-- Dataset items --
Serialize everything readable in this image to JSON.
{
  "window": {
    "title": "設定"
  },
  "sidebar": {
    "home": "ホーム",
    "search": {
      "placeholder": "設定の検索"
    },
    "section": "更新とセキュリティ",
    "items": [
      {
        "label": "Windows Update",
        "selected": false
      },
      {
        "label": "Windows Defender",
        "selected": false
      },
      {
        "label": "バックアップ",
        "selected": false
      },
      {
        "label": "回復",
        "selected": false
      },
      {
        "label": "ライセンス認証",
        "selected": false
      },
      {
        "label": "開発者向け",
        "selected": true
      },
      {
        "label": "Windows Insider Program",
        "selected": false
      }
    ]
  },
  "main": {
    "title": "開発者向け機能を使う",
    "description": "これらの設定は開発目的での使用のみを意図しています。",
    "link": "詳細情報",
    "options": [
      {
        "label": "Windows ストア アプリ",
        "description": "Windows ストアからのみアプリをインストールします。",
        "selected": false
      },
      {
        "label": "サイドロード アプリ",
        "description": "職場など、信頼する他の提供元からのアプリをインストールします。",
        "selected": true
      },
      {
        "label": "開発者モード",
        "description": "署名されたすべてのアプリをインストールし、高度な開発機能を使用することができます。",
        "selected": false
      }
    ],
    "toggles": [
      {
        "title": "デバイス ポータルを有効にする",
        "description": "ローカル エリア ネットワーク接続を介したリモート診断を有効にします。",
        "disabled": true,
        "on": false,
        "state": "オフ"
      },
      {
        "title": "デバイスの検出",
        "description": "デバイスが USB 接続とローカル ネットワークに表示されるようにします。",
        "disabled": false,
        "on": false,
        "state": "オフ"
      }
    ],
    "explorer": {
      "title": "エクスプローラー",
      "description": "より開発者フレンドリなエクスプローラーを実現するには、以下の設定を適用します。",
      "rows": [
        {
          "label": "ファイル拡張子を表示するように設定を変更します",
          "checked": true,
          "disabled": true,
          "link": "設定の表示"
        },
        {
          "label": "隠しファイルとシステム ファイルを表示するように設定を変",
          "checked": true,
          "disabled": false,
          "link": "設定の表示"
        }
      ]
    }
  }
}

-- Your goal --
Reproduce the entire listing word for word.

-- Written solution --
Serialize everything readable in this image to JSON.
{
  "window": {
    "title": "設定"
  },
  "sidebar": {
    "home": "ホーム",
    "search": {
      "placeholder": "設定の検索"
    },
    "section": "更新とセキュリティ",
    "items": [
      {
        "label": "Windows Update",
        "selected": false
      },
      {
        "label": "Windows Defender",
        "selected": false
      },
      {
        "label": "バックアップ",
        "selected": false
      },
      {
        "label": "回復",
        "selected": false
      },
      {
        "label": "ライセンス認証",
        "selected": false
      },
      {
        "label": "開発者向け",
        "selected": true
      },
      {
        "label": "Windows Insider Program",
        "selected": false
      }
    ]
  },
  "main": {
    "title": "開発者向け機能を使う",
    "description": "これらの設定は開発目的での使用のみを意図しています。",
    "link": "詳細情報",
    "options": [
      {
        "label": "Windows ストア アプリ",
        "description": "Windows ストアからのみアプリをインストールします。",
        "selected": false
      },
      {
        "label": "サイドロード アプリ",
        "description": "職場など、信頼する他の提供元からのアプリをインストールします。",
        "selected": true
      },
      {
        "label": "開発者モード",
        "description": "署名されたすべてのアプリをインストールし、高度な開発機能を使用することができます。",
        "selected": false
      }
    ],
    "toggles": [
      {
        "title": "デバイス ポータルを有効にする",
        "description": "ローカル エリア ネットワーク接続を介したリモート診断を有効にします。",
        "disabled": true,
        "on": false,
        "state": "オフ"
      },
      {
        "title": "デバイスの検出",
        "description": "デバイスが USB 接続とローカル ネットワークに表示されるようにします。",
        "disabled": false,
        "on": false,
        "state": "オフ"
      }
    ],
    "explorer": {
      "title": "エクスプローラー",
      "description": "より開発者フレンドリなエクスプローラーを実現するには、以下の設定を適用します。",
      "rows": [
        {
          "label": "ファイル拡張子を表示するように設定を変更します",
          "checked": true,
          "disabled": true,
          "link": "設定の表示"
        },
        {
          "label": "隠しファイルとシステム ファイルを表示するように設定を変",
          "checked": true,
          "disabled": false,
          "link": "設定の表示"
        }
      ]
    }
  }
}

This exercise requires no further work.